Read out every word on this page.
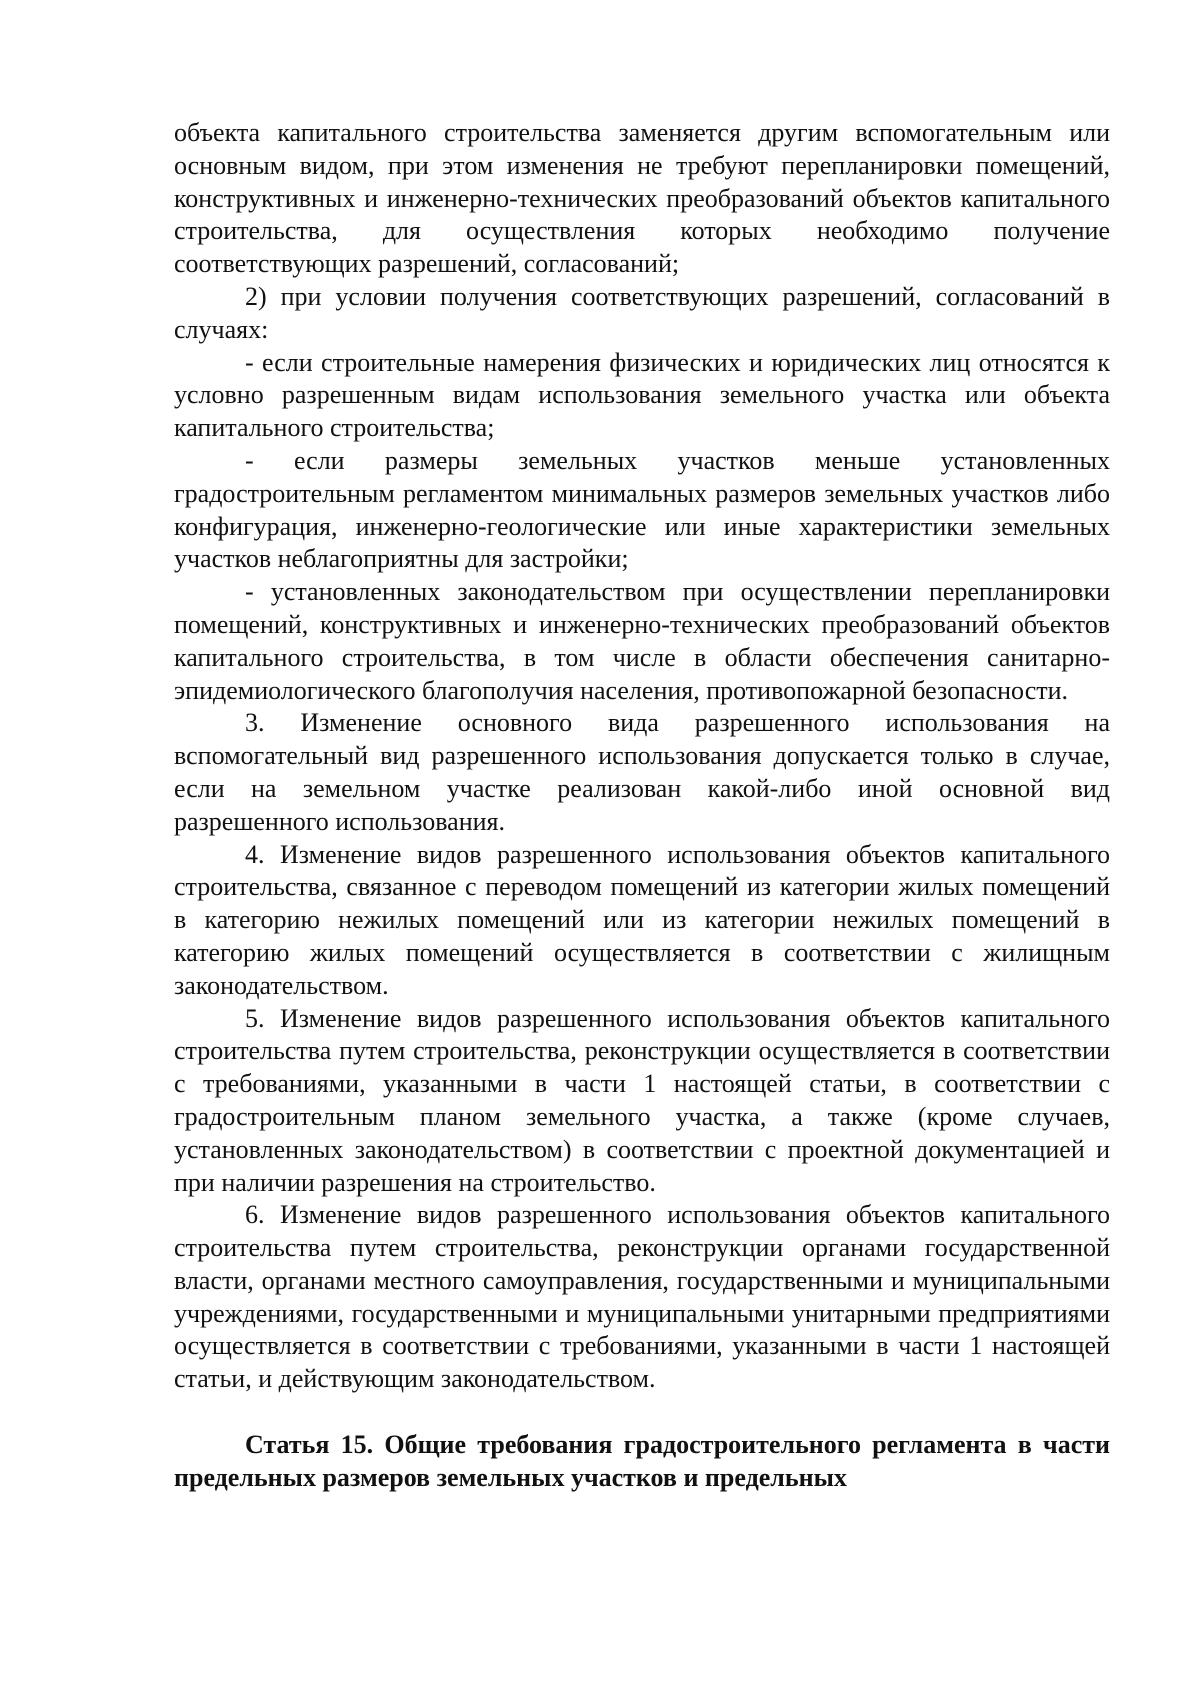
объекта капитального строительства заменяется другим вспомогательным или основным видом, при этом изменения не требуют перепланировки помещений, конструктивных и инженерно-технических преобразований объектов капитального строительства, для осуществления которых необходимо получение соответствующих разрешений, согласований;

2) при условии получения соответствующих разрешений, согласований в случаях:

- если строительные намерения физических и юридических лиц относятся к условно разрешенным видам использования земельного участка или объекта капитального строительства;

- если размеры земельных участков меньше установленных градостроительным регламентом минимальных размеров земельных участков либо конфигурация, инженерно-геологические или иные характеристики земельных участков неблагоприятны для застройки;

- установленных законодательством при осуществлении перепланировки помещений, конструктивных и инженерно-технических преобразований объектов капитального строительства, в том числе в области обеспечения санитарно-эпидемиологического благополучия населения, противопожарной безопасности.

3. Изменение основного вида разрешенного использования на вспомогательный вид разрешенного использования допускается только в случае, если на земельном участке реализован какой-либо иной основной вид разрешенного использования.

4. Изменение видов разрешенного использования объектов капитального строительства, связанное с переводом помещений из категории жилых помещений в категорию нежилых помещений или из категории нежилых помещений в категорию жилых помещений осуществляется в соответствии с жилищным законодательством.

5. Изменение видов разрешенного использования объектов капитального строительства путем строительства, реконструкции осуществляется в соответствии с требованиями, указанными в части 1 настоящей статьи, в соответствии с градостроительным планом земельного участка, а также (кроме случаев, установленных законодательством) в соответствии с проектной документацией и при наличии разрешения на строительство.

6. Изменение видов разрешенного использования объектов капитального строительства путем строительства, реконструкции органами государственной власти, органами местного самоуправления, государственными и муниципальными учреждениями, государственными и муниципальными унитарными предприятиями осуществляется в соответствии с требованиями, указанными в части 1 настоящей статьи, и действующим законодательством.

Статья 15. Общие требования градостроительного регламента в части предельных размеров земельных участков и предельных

* * *

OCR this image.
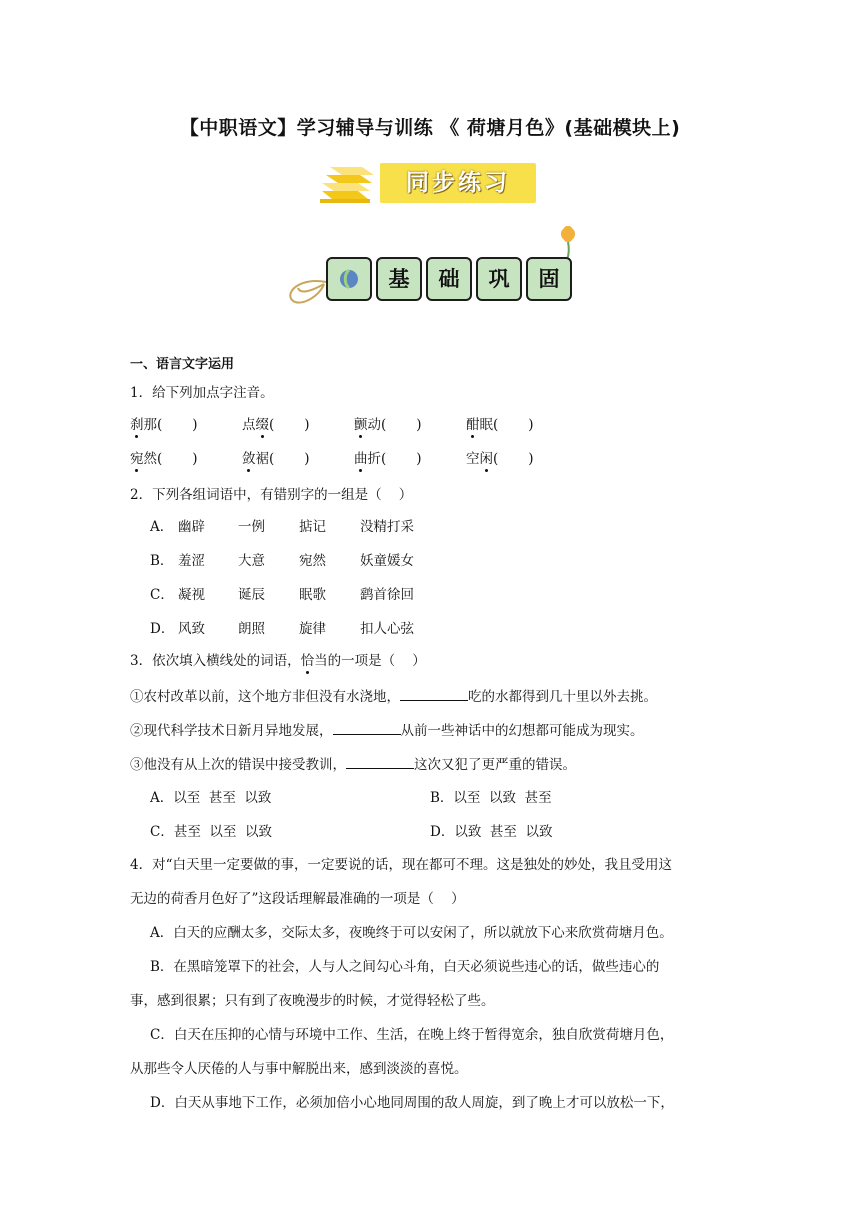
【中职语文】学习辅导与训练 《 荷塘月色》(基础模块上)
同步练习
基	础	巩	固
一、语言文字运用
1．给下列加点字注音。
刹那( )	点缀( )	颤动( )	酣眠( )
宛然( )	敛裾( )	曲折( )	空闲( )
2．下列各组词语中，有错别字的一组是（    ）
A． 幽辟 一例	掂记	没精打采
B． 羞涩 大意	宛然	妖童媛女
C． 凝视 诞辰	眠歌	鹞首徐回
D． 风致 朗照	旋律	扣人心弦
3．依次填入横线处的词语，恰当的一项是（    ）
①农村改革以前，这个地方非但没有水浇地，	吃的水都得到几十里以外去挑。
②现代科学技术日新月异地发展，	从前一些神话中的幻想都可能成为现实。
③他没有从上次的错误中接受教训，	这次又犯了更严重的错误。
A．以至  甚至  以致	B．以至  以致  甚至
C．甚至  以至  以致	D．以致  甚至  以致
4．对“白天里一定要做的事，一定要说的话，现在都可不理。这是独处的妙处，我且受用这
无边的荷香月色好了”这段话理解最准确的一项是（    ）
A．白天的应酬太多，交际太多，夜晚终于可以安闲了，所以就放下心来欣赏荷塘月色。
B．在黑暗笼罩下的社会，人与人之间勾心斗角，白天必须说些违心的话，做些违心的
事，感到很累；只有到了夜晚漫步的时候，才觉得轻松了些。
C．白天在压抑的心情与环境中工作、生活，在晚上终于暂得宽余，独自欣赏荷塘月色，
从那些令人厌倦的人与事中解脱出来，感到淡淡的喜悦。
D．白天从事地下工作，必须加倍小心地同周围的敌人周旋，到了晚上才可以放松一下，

» Challenge: Pull out each line of the listing that holds the string "размеров".

» Exercise result:
- если размеры земельных участков меньше установленных градостроительным регламентом минимальных размеров земельных участков либо конфигурация, инженерно-геологические или иные характеристики земельных участков неблагоприятны для застройки;
Статья 15. Общие требования градостроительного регламента в части предельных размеров земельных участков и предельных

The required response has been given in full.